▶ **Material to process**:
____

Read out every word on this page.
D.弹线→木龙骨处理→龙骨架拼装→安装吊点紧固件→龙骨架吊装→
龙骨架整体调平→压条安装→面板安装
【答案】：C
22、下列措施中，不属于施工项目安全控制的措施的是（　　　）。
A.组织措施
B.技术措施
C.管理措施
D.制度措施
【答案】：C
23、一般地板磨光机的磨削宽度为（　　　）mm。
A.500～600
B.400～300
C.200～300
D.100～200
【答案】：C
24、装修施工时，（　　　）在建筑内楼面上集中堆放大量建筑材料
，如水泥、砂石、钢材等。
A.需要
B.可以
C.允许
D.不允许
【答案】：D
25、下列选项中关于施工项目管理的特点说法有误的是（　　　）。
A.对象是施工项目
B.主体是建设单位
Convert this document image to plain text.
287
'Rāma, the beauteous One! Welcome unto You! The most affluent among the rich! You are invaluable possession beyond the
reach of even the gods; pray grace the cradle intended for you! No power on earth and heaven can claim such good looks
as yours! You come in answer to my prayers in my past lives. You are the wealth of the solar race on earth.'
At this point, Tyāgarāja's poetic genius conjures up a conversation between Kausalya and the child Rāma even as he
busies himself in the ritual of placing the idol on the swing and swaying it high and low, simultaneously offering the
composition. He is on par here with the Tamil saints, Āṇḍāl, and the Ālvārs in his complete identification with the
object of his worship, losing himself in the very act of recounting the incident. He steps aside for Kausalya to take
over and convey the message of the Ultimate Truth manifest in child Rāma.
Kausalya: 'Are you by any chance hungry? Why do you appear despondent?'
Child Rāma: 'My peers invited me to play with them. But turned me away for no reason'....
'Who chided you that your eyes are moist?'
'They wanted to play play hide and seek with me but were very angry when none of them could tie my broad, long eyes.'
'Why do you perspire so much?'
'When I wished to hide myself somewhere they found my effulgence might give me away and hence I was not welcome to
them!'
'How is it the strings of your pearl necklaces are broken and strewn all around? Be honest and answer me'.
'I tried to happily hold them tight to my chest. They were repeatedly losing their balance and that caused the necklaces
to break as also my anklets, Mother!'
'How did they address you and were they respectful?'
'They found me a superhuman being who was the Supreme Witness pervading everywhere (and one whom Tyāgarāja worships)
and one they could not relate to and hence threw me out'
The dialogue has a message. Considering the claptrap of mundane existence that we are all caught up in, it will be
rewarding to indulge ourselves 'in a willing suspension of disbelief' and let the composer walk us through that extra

____

▶ **Your instructions**: Reproduce each entry exactly, leaving out nothing.

▶ **Exercise response**:
Read out every word on this page.
D.弹线→木龙骨处理→龙骨架拼装→安装吊点紧固件→龙骨架吊装→
龙骨架整体调平→压条安装→面板安装
【答案】：C
22、下列措施中，不属于施工项目安全控制的措施的是（　　　）。
A.组织措施
B.技术措施
C.管理措施
D.制度措施
【答案】：C
23、一般地板磨光机的磨削宽度为（　　　）mm。
A.500～600
B.400～300
C.200～300
D.100～200
【答案】：C
24、装修施工时，（　　　）在建筑内楼面上集中堆放大量建筑材料
，如水泥、砂石、钢材等。
A.需要
B.可以
C.允许
D.不允许
【答案】：D
25、下列选项中关于施工项目管理的特点说法有误的是（　　　）。
A.对象是施工项目
B.主体是建设单位
Convert this document image to plain text.
287
'Rāma, the beauteous One! Welcome unto You! The most affluent among the rich! You are invaluable possession beyond the
reach of even the gods; pray grace the cradle intended for you! No power on earth and heaven can claim such good looks
as yours! You come in answer to my prayers in my past lives. You are the wealth of the solar race on earth.'
At this point, Tyāgarāja's poetic genius conjures up a conversation between Kausalya and the child Rāma even as he
busies himself in the ritual of placing the idol on the swing and swaying it high and low, simultaneously offering the
composition. He is on par here with the Tamil saints, Āṇḍāl, and the Ālvārs in his complete identification with the
object of his worship, losing himself in the very act of recounting the incident. He steps aside for Kausalya to take
over and convey the message of the Ultimate Truth manifest in child Rāma.
Kausalya: 'Are you by any chance hungry? Why do you appear despondent?'
Child Rāma: 'My peers invited me to play with them. But turned me away for no reason'....
'Who chided you that your eyes are moist?'
'They wanted to play play hide and seek with me but were very angry when none of them could tie my broad, long eyes.'
'Why do you perspire so much?'
'When I wished to hide myself somewhere they found my effulgence might give me away and hence I was not welcome to
them!'
'How is it the strings of your pearl necklaces are broken and strewn all around? Be honest and answer me'.
'I tried to happily hold them tight to my chest. They were repeatedly losing their balance and that caused the necklaces
to break as also my anklets, Mother!'
'How did they address you and were they respectful?'
'They found me a superhuman being who was the Supreme Witness pervading everywhere (and one whom Tyāgarāja worships)
and one they could not relate to and hence threw me out'
The dialogue has a message. Considering the claptrap of mundane existence that we are all caught up in, it will be
rewarding to indulge ourselves 'in a willing suspension of disbelief' and let the composer walk us through that extra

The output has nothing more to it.